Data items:
.....
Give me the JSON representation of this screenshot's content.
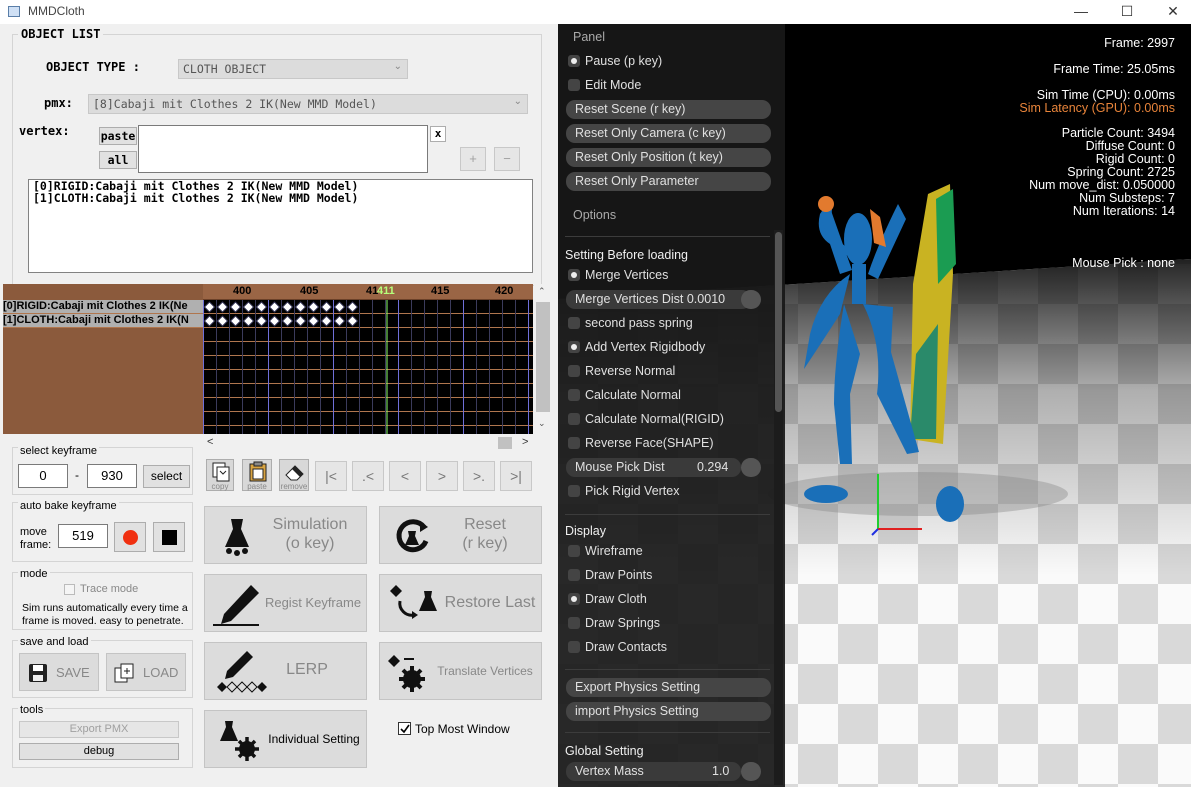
{
  "window": {
    "title": "MMDCloth",
    "minimize": "—",
    "maximize": "☐",
    "close": "✕"
  },
  "object_list": {
    "group_label": "OBJECT LIST",
    "type_label": "OBJECT TYPE :",
    "type_value": "CLOTH OBJECT",
    "pmx_label": "pmx:",
    "pmx_value": "[8]Cabaji mit Clothes 2 IK(New MMD Model)",
    "vertex_label": "vertex:",
    "paste": "paste",
    "all": "all",
    "x": "x",
    "plus": "+",
    "minus": "−",
    "items": [
      "[0]RIGID:Cabaji mit Clothes 2 IK(New MMD Model)",
      "[1]CLOTH:Cabaji mit Clothes 2 IK(New MMD Model)"
    ]
  },
  "timeline": {
    "ticks": [
      "400",
      "405",
      "41",
      "411",
      "415",
      "420"
    ],
    "tracks": [
      "[0]RIGID:Cabaji mit Clothes 2 IK(Ne",
      "[1]CLOTH:Cabaji mit Clothes 2 IK(N"
    ],
    "keyframes_per_track": 12,
    "current_frame": 411
  },
  "select_keyframe": {
    "label": "select keyframe",
    "from": "0",
    "dash": "-",
    "to": "930",
    "select": "select"
  },
  "icon_tools": {
    "copy": "copy",
    "paste": "paste",
    "remove": "remove"
  },
  "nav": [
    "|<",
    ".<",
    "<",
    ">",
    ">.",
    ">|"
  ],
  "auto_bake": {
    "label": "auto bake keyframe",
    "move_label": "move",
    "frame_label": "frame:",
    "value": "519"
  },
  "mode": {
    "label": "mode",
    "trace": "Trace mode",
    "desc1": "Sim runs automatically every time a",
    "desc2": "frame is moved. easy to penetrate."
  },
  "save_load": {
    "label": "save and load",
    "save": "SAVE",
    "load": "LOAD"
  },
  "tools": {
    "label": "tools",
    "export": "Export PMX",
    "debug": "debug"
  },
  "big": {
    "simulation": "Simulation",
    "sim_key": "(o key)",
    "reset": "Reset",
    "reset_key": "(r key)",
    "regist": "Regist Keyframe",
    "restore": "Restore Last",
    "lerp": "LERP",
    "translate": "Translate Vertices",
    "individual": "Individual Setting",
    "top_most": "Top Most Window"
  },
  "panel": {
    "title": "Panel",
    "pause": "Pause (p key)",
    "edit": "Edit Mode",
    "reset_scene": "Reset Scene (r key)",
    "reset_camera": "Reset Only Camera (c key)",
    "reset_position": "Reset Only Position (t key)",
    "reset_param": "Reset Only Parameter",
    "options": "Options",
    "setting_before": "Setting Before loading",
    "merge": "Merge Vertices",
    "merge_dist": "Merge Vertices Dist",
    "merge_dist_val": "0.0010",
    "second_pass": "second pass spring",
    "add_vertex": "Add Vertex Rigidbody",
    "reverse_normal": "Reverse Normal",
    "calc_normal": "Calculate Normal",
    "calc_normal_rigid": "Calculate Normal(RIGID)",
    "reverse_face": "Reverse Face(SHAPE)",
    "mouse_pick_dist": "Mouse Pick Dist",
    "mouse_pick_dist_val": "0.294",
    "pick_rigid": "Pick Rigid Vertex",
    "display": "Display",
    "wireframe": "Wireframe",
    "draw_points": "Draw Points",
    "draw_cloth": "Draw Cloth",
    "draw_springs": "Draw Springs",
    "draw_contacts": "Draw Contacts",
    "export_physics": "Export Physics Setting",
    "import_physics": "import Physics Setting",
    "global": "Global Setting",
    "vertex_mass": "Vertex Mass",
    "vertex_mass_val": "1.0"
  },
  "stats": {
    "frame": "Frame: 2997",
    "frame_time": "Frame Time: 25.05ms",
    "sim_time": "Sim Time (CPU): 0.00ms",
    "sim_latency": "Sim Latency (GPU): 0.00ms",
    "particle": "Particle Count: 3494",
    "diffuse": "Diffuse Count: 0",
    "rigid": "Rigid Count: 0",
    "spring": "Spring Count: 2725",
    "move_dist": "Num move_dist: 0.050000",
    "substeps": "Num Substeps: 7",
    "iterations": "Num Iterations: 14",
    "mouse_pick": "Mouse Pick : none"
  },
  "colors": {
    "accent_orange": "#e8843a",
    "model_blue": "#1c6fbd",
    "panel_bg": "#181818"
  }
}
.....
**What to work on:**
Report every line in the data above in which the word "Cabaji" appears.

**Worked answer:**
    "pmx_value": "[8]Cabaji mit Clothes 2 IK(New MMD Model)",
      "[0]RIGID:Cabaji mit Clothes 2 IK(New MMD Model)",
      "[1]CLOTH:Cabaji mit Clothes 2 IK(New MMD Model)"
      "[0]RIGID:Cabaji mit Clothes 2 IK(Ne",
      "[1]CLOTH:Cabaji mit Clothes 2 IK(N"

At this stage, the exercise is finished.